The problem — Copy out the dance review below word for word, from its headline to its last sentence.

A wonderful thing in Wellies

5 October 2018

Awesome Festival review: Indepen-dance, Four Go Wild in Wellies ·
PICA Performance Space, 3 October ·
Review by David Zampatti ·

There’s not a thing wrong with a little fun, and if you’re a wee bairn of three, or four, or five, that means play.

A girl dressed in a green beanie, yellow raincoat and green wellington boots, kicking one leg high in the air
The games that kids play are the stuff of Indepen-dance’s ‘Four Go Wild in Wellies’ (pictured in 2016).

And the games that kids play are the stuff of the Scottish dance company Indepen-dance’s Four Go Wild in Wellies, a tiny drop of colour that brightens up the Awesome Festival for little ‘uns and those who dote on them.

Wellies is simplicity itself. Four orange one-person tents disgorge four kids (played by adults Hayley Earlam, Emma Smith, Neil Price and Adam Sloan in yellow, red, green and orange).

They play games, or variations of games, every child knows. Tag, statues, hide and seek. They get tired and go back to their tents. Lights out.

That’s not all there is to it, though. As we watch them play we see those traits that kids learn and begin to master as they play. Aggression and co-operation. Teasing and sympathy. Enmity and forgiveness. All those small lessons in life, those human strengths and weaknesses, that help define us.

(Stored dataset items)
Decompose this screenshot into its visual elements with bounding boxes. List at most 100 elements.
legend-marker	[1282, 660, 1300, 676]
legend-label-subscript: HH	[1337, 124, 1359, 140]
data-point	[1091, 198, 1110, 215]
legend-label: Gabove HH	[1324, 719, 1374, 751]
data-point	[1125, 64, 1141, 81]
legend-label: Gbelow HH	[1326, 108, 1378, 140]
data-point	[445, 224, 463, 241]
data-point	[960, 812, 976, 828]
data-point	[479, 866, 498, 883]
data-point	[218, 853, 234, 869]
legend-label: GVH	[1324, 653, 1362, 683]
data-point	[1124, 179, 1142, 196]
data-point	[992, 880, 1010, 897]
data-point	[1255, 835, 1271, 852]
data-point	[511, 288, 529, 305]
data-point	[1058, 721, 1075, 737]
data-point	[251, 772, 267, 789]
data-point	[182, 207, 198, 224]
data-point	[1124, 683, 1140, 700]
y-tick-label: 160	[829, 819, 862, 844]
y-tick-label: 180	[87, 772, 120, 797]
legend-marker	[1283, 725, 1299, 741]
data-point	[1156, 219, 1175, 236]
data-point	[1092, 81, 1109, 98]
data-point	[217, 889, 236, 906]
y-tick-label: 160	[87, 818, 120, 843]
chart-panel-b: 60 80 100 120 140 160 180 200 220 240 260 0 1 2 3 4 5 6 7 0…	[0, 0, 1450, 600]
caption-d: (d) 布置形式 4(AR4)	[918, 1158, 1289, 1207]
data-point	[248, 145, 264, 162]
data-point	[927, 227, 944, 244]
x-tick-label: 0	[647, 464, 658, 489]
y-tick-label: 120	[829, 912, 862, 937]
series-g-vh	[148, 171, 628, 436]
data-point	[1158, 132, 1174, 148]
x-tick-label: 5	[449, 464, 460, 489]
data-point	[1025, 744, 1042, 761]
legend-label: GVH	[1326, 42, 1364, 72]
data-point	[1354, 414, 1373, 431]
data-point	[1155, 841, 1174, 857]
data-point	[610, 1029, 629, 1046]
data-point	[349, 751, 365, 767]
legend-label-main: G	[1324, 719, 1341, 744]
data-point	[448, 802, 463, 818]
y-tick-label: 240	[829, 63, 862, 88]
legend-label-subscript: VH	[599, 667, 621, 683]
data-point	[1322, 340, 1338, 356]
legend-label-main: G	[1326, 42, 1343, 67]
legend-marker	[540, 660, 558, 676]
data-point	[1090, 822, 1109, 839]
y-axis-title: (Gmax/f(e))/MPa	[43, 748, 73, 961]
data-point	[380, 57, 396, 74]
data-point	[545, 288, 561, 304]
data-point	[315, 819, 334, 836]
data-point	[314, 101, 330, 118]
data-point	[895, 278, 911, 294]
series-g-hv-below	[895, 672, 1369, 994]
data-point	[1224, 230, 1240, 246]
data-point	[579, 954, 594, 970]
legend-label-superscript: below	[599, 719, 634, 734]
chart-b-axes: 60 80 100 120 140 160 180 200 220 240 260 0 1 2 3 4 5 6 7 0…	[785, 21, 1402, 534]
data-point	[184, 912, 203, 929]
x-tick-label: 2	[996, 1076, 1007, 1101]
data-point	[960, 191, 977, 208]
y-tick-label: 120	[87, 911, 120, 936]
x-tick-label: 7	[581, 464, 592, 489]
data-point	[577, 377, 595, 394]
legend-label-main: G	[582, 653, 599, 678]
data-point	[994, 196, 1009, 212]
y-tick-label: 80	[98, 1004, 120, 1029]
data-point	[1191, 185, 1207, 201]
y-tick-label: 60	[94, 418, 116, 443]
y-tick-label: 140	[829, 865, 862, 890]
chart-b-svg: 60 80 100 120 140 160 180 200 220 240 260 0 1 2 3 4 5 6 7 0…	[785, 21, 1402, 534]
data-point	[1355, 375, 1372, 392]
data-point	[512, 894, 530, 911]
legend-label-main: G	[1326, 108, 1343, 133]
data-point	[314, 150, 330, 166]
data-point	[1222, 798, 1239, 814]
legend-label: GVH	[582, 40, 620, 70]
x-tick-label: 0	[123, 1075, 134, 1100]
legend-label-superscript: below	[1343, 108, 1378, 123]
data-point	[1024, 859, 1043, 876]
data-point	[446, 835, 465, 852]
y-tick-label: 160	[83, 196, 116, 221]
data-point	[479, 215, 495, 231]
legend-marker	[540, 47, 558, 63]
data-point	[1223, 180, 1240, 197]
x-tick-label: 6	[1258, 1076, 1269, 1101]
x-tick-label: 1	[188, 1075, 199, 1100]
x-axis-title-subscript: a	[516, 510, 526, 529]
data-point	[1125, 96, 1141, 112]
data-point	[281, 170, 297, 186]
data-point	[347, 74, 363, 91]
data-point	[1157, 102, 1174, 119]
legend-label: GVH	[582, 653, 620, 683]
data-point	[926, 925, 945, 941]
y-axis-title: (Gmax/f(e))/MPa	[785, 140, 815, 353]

Exercise output —
A wonderful thing in Wellies

5 October 2018

Awesome Festival review: Indepen-dance, Four Go Wild in Wellies ·
PICA Performance Space, 3 October ·
Review by David Zampatti ·

There’s not a thing wrong with a little fun, and if you’re a wee bairn of three, or four, or five, that means play.

A girl dressed in a green beanie, yellow raincoat and green wellington boots, kicking one leg high in the air
The games that kids play are the stuff of Indepen-dance’s ‘Four Go Wild in Wellies’ (pictured in 2016).

And the games that kids play are the stuff of the Scottish dance company Indepen-dance’s Four Go Wild in Wellies, a tiny drop of colour that brightens up the Awesome Festival for little ‘uns and those who dote on them.

Wellies is simplicity itself. Four orange one-person tents disgorge four kids (played by adults Hayley Earlam, Emma Smith, Neil Price and Adam Sloan in yellow, red, green and orange).

They play games, or variations of games, every child knows. Tag, statues, hide and seek. They get tired and go back to their tents. Lights out.

That’s not all there is to it, though. As we watch them play we see those traits that kids learn and begin to master as they play. Aggression and co-operation. Teasing and sympathy. Enmity and forgiveness. All those small lessons in life, those human strengths and weaknesses, that help define us.